On 18th September, Bernhard M. Wiedemann will give a presentation in German, titled Wie reproducible builds Software sicherer machen (“How reproducible builds make software more secure”) at the Internet Security Digital Days 2020 conference.


Reproducible builds at DebConf20

There were a number of talks at the recent online-only DebConf20 conference on the topic of reproducible builds.

Holger gave a talk titled “Reproducing Bullseye in practice”, focusing on independently verifying that the binaries distributed from ftp.debian.org are made from their claimed sources. It also served as a general update on the status of reproducible builds within Debian. The video (145 MB) and slides are available.

There were also a number of other talks that involved Reproducible Builds too. For example, the Malayalam language mini-conference had a talk titled എനിയ്ക്കും ഡെബിയനില്‍ വരണം, ഞാന്‍ എന്തു് ചെയ്യണം? (“I want to join Debian, what should I do?”) presented by Praveen Arimbrathodiyil, the Clojure Packaging Team BoF session led by Elana Hashman, as well as Where is Salsa CI right now? that was on the topic of Salsa, the collaborative development server that Debian uses to provide the necessary tools for package maintainers, packaging teams and so on.

Jonathan Bustillos (Jathan) also gave a talk in Spanish titled Un camino verificable desde el origen hasta el binario (“A verifiable path from source to binary”). (Video, 88MB)


Development work

After many years of development work, the compiler for the Rust programming language now generates reproducible binary code. This generated some general discussion on Reddit on the topic of reproducibility in general.

Paul Spooren posted a ‘request for comments’ to OpenWrt’s openwrt-devel mailing list asking for clarification on when to raise the PKG_RELEASE identifier of a package. This is needed in order to successfully perform rebuilds in a reproducible builds context.

In openSUSE, Bernhard M. Wiedemann published his monthly Reproducible Builds status update.

Chris Lamb provided some comments and pointers on an upstream issue regarding the reproducibility of a Snap / SquashFS archive file. []

Debian

Holger Levsen identified that a large number of Debian .buildinfo build certificates have been “tainted” on the official Debian build servers, as these environments have files underneath the /usr/local/sbin directory []. He also filed against bug for debrebuild after spotting that it can fail to download packages from snapshot.debian.org [].

This month, several issues were uncovered (or assisted) due to the efforts of reproducible builds.

**Aim 1:** Write out the records from their first line through the line containing "g4-sire-code: F5 -Takab93aR", inclusive.

[Layout annotation data]

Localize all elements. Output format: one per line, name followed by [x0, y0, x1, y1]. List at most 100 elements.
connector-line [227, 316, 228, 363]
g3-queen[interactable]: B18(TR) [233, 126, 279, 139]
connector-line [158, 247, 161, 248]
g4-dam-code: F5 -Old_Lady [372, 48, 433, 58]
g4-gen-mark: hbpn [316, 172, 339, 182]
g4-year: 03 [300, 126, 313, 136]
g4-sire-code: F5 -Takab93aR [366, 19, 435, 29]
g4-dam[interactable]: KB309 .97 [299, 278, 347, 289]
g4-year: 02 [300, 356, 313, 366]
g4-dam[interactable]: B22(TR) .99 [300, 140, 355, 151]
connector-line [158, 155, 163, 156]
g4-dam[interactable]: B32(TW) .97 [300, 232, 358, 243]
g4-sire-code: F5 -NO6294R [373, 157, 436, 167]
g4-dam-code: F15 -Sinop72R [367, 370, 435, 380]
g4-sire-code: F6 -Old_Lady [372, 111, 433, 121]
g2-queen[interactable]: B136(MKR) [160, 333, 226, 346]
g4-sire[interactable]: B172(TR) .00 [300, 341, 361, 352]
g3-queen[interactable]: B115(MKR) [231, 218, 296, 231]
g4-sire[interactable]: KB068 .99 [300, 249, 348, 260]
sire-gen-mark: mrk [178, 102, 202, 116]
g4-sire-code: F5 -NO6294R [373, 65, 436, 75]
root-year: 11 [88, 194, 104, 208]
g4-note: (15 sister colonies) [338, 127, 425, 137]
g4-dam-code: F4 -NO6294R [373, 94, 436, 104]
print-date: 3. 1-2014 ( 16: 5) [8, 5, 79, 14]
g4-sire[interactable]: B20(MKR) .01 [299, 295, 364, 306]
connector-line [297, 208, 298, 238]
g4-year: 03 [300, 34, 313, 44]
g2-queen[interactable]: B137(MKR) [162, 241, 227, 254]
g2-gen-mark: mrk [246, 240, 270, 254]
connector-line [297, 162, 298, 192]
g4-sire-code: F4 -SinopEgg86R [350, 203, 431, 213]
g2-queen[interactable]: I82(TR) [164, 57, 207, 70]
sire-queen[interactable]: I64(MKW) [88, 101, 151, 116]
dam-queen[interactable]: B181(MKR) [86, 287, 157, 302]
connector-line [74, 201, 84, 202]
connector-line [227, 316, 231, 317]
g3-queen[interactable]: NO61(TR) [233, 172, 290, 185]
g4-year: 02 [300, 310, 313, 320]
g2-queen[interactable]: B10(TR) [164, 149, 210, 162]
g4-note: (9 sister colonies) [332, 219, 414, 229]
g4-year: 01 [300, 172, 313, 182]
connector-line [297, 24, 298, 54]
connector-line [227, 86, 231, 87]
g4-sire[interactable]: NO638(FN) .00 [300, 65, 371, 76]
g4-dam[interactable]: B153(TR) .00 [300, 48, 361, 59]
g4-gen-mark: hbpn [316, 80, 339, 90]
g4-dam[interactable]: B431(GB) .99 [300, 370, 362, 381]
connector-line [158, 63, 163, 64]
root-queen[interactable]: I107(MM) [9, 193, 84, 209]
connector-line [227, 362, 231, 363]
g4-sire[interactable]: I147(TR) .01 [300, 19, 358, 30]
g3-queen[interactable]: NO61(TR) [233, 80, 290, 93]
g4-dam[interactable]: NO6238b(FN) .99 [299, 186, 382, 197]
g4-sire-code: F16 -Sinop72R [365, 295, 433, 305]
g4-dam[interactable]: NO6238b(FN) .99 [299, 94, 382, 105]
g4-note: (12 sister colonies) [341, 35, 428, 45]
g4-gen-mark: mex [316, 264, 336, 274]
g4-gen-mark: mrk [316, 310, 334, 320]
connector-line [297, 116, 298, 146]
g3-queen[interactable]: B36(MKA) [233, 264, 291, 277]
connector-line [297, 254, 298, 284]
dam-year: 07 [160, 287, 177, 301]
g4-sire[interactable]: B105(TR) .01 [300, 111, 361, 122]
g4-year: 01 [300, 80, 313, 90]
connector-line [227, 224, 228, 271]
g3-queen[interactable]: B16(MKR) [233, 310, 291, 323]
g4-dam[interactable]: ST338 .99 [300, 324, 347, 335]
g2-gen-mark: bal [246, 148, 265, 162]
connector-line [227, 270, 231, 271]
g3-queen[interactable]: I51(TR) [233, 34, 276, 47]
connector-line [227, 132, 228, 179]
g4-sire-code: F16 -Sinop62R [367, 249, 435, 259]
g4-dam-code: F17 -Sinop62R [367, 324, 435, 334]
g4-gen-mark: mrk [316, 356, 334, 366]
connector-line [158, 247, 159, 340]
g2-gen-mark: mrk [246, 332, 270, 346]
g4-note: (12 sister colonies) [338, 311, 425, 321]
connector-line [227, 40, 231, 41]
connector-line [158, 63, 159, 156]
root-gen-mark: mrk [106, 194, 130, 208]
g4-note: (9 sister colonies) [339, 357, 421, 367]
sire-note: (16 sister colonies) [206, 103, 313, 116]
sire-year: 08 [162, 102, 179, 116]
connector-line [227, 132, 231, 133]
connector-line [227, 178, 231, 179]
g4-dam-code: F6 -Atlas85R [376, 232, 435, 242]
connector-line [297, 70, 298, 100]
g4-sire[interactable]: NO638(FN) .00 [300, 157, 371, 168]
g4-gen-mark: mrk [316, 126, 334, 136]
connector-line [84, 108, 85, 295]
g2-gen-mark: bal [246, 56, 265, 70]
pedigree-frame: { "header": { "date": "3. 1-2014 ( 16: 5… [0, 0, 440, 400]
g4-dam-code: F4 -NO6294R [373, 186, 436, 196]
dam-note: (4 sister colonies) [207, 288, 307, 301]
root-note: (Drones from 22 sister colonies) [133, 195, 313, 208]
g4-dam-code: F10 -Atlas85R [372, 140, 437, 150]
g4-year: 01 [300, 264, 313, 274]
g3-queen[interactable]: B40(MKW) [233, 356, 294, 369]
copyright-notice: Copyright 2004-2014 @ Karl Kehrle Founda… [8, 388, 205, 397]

**Aim 2:** Reproduce the passage on reproducible builds word for word, between "Paul Spooren posted" and "reproducible builds context.", inclusive.

**Written solution 1:**
Localize all elements. Output format: one per line, name followed by [x0, y0, x1, y1]. List at most 100 elements.
connector-line [227, 316, 228, 363]
g3-queen[interactable]: B18(TR) [233, 126, 279, 139]
connector-line [158, 247, 161, 248]
g4-dam-code: F5 -Old_Lady [372, 48, 433, 58]
g4-gen-mark: hbpn [316, 172, 339, 182]
g4-year: 03 [300, 126, 313, 136]
g4-sire-code: F5 -Takab93aR [366, 19, 435, 29]

**Written solution 2:**
Paul Spooren posted a ‘request for comments’ to OpenWrt’s openwrt-devel mailing list asking for clarification on when to raise the PKG_RELEASE identifier of a package. This is needed in order to successfully perform rebuilds in a reproducible builds context.